Directive: Search the records that follow and extract every line containing the string "سليمان".
===============
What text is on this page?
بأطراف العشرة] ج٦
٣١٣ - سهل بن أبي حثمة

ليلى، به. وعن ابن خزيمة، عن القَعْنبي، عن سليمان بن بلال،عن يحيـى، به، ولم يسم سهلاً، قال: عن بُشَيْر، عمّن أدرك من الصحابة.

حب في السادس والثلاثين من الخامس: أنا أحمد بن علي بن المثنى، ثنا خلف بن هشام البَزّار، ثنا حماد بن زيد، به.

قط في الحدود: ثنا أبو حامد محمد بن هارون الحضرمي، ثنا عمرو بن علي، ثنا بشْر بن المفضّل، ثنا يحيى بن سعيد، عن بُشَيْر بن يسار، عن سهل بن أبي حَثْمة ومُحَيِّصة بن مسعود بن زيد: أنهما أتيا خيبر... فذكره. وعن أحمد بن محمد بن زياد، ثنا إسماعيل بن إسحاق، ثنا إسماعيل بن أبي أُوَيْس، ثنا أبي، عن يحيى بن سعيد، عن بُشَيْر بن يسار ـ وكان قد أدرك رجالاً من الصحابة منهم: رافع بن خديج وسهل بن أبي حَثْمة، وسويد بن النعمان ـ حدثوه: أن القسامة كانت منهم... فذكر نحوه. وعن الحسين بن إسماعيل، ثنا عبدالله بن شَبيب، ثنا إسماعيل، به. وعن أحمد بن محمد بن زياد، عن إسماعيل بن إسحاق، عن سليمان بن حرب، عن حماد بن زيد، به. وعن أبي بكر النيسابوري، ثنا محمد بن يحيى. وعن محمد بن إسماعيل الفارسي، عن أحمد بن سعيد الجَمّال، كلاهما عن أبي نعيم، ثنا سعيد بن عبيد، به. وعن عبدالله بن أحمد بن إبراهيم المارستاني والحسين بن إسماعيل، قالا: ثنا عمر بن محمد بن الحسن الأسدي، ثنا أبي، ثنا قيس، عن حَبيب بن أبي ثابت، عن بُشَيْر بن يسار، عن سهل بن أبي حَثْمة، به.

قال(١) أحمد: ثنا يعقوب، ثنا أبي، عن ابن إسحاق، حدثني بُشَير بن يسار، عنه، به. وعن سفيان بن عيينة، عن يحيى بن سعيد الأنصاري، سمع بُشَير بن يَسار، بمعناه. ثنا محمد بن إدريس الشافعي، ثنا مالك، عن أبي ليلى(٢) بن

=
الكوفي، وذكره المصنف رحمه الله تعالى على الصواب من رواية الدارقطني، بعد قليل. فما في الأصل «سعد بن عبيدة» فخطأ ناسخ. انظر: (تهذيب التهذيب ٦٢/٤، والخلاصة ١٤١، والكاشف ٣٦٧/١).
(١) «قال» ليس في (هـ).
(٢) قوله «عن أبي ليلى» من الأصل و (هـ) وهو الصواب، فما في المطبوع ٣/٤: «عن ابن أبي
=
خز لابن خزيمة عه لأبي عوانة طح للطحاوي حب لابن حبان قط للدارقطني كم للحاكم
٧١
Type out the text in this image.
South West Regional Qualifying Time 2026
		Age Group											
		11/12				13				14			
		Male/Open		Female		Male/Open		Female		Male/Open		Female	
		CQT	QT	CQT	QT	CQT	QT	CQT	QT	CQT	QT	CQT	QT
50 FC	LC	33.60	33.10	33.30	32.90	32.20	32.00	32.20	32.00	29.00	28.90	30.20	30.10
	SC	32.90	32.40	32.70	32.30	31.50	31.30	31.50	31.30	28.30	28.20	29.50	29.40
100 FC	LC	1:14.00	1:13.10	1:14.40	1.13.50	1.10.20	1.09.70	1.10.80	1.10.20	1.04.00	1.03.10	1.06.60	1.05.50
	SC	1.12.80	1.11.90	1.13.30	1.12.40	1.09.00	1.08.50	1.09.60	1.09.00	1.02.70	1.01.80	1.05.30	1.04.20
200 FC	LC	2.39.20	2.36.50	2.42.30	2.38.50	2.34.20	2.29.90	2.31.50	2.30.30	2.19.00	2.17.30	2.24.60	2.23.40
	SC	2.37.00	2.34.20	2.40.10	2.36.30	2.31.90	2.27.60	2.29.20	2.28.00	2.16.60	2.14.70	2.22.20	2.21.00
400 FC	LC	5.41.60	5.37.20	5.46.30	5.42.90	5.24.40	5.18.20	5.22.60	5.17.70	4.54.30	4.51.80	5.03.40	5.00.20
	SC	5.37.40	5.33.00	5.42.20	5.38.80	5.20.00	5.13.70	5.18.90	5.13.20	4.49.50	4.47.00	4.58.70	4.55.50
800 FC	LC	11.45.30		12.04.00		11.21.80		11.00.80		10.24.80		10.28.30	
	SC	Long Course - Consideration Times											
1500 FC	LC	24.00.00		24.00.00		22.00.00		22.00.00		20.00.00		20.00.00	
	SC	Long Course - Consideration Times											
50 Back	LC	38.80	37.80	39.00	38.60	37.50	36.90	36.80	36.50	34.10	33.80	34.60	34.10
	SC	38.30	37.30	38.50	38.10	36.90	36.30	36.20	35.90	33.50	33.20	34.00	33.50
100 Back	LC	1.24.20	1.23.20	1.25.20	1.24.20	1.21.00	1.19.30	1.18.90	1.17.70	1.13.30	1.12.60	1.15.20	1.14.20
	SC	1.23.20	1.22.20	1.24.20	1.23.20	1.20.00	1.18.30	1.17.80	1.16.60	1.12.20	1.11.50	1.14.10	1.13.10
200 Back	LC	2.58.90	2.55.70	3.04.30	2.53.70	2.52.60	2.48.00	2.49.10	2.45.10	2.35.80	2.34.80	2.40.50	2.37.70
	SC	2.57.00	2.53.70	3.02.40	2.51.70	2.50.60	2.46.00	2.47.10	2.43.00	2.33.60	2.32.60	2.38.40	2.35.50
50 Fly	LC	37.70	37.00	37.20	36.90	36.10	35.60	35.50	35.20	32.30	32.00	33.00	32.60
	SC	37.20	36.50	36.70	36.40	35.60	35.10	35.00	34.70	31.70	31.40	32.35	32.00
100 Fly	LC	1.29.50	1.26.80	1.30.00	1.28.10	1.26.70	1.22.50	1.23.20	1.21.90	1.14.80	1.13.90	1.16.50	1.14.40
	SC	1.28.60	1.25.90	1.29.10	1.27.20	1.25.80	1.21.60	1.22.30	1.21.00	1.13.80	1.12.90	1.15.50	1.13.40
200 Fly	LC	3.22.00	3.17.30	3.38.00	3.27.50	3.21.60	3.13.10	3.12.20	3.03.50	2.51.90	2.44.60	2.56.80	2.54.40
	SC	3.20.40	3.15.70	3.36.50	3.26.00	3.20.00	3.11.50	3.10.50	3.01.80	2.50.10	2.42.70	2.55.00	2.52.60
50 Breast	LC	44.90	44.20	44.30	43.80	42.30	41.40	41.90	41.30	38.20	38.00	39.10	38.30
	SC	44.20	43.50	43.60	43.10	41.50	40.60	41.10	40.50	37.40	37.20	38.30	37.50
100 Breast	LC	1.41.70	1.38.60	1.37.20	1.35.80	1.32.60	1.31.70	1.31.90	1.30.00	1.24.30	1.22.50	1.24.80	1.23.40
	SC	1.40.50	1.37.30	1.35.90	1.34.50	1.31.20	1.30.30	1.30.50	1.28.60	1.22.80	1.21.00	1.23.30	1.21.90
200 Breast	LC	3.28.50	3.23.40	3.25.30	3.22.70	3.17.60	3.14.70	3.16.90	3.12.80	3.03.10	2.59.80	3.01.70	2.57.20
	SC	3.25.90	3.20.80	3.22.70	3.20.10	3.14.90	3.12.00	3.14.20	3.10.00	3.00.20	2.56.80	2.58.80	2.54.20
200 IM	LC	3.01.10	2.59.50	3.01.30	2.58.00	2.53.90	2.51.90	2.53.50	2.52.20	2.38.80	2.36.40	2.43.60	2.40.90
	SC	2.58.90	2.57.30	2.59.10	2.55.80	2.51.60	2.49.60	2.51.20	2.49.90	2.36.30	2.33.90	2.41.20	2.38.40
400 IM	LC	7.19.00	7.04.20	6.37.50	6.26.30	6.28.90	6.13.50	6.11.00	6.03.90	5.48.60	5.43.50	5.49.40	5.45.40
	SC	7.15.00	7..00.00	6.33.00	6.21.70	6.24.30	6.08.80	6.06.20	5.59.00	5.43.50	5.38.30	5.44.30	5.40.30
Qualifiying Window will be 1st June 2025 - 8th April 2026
===============
Exercise response:
ليلى، به. وعن ابن خزيمة، عن القَعْنبي، عن سليمان بن بلال،عن يحيـى، به، ولم يسم سهلاً، قال: عن بُشَيْر، عمّن أدرك من الصحابة.
قط في الحدود: ثنا أبو حامد محمد بن هارون الحضرمي، ثنا عمرو بن علي، ثنا بشْر بن المفضّل، ثنا يحيى بن سعيد، عن بُشَيْر بن يسار، عن سهل بن أبي حَثْمة ومُحَيِّصة بن مسعود بن زيد: أنهما أتيا خيبر... فذكره. وعن أحمد بن محمد بن زياد، ثنا إسماعيل بن إسحاق، ثنا إسماعيل بن أبي أُوَيْس، ثنا أبي، عن يحيى بن سعيد، عن بُشَيْر بن يسار ـ وكان قد أدرك رجالاً من الصحابة منهم: رافع بن خديج وسهل بن أبي حَثْمة، وسويد بن النعمان ـ حدثوه: أن القسامة كانت منهم... فذكر نحوه. وعن الحسين بن إسماعيل، ثنا عبدالله بن شَبيب، ثنا إسماعيل، به. وعن أحمد بن محمد بن زياد، عن إسماعيل بن إسحاق، عن سليمان بن حرب، عن حماد بن زيد، به. وعن أبي بكر النيسابوري، ثنا محمد بن يحيى. وعن محمد بن إسماعيل الفارسي، عن أحمد بن سعيد الجَمّال، كلاهما عن أبي نعيم، ثنا سعيد بن عبيد، به. وعن عبدالله بن أحمد بن إبراهيم المارستاني والحسين بن إسماعيل، قالا: ثنا عمر بن محمد بن الحسن الأسدي، ثنا أبي، ثنا قيس، عن حَبيب بن أبي ثابت، عن بُشَيْر بن يسار، عن سهل بن أبي حَثْمة، به.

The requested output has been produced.